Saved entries
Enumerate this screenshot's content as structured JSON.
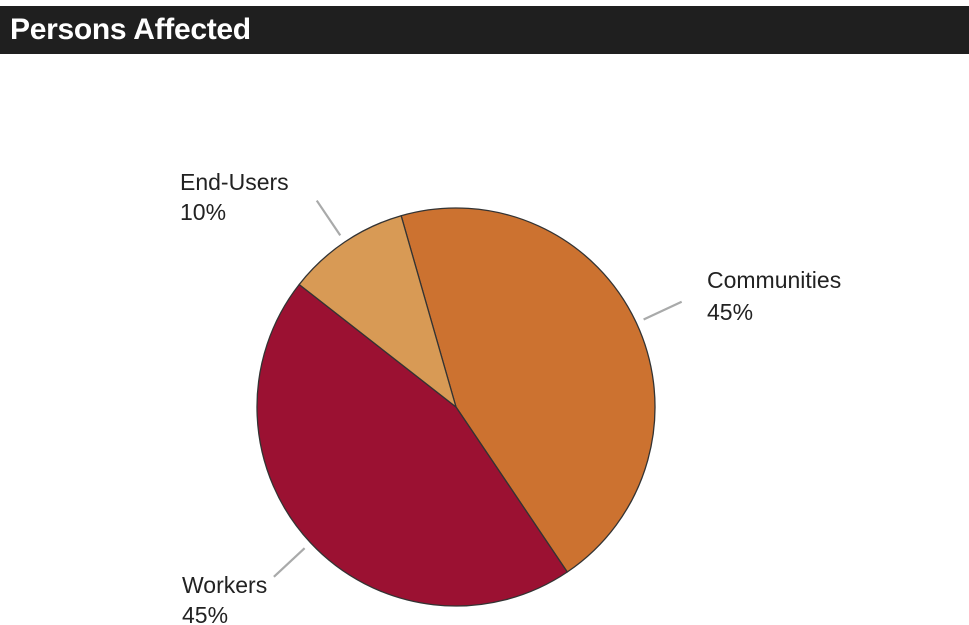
{
  "header": {
    "title": "Persons Affected"
  },
  "chart_data": {
    "type": "pie",
    "title": "Persons Affected",
    "categories": [
      "Communities",
      "Workers",
      "End-Users"
    ],
    "values": [
      45,
      45,
      10
    ],
    "labels": [
      "45%",
      "45%",
      "10%"
    ],
    "colors": {
      "Communities": "#cc7230",
      "Workers": "#9b1132",
      "End-Users": "#d89a55"
    },
    "start_angle_deg_clockwise_from_top": -16,
    "direction": "clockwise",
    "slice_border_color": "#333333",
    "leader_line_color": "#a9aaaa"
  }
}
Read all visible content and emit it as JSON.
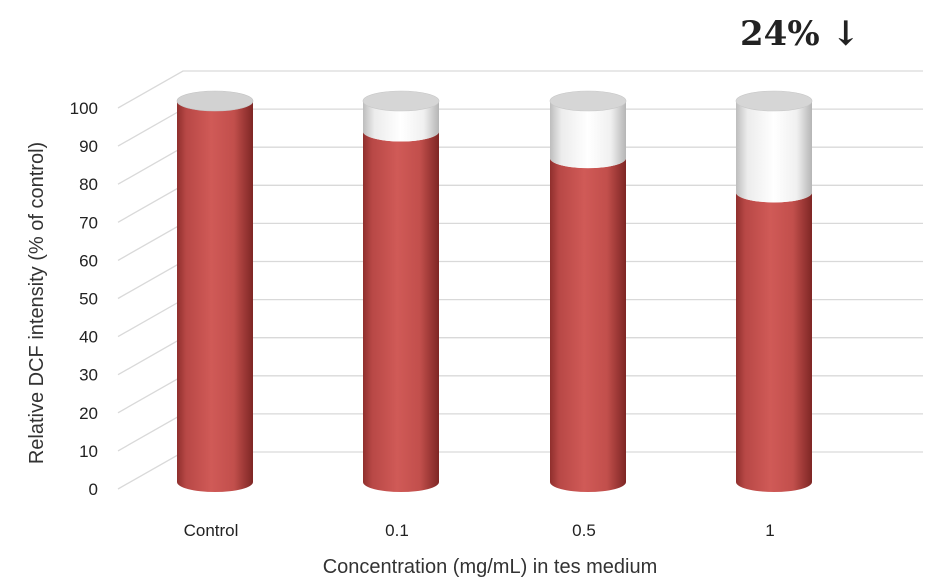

Problem: Every line should be retyped exactly, with the pictures omitted.

Worked answer:
Enumerate this screenshot's content as structured JSON.
{
  "header": {
    "title": "Persons Affected"
  },
  "chart_data": {
    "type": "pie",
    "title": "Persons Affected",
    "categories": [
      "Communities",
      "Workers",
      "End-Users"
    ],
    "values": [
      45,
      45,
      10
    ],
    "labels": [
      "45%",
      "45%",
      "10%"
    ],
    "colors": {
      "Communities": "#cc7230",
      "Workers": "#9b1132",
      "End-Users": "#d89a55"
    },
    "start_angle_deg_clockwise_from_top": -16,
    "direction": "clockwise",
    "slice_border_color": "#333333",
    "leader_line_color": "#a9aaaa"
  }
}
Read all visible content and emit it as JSON.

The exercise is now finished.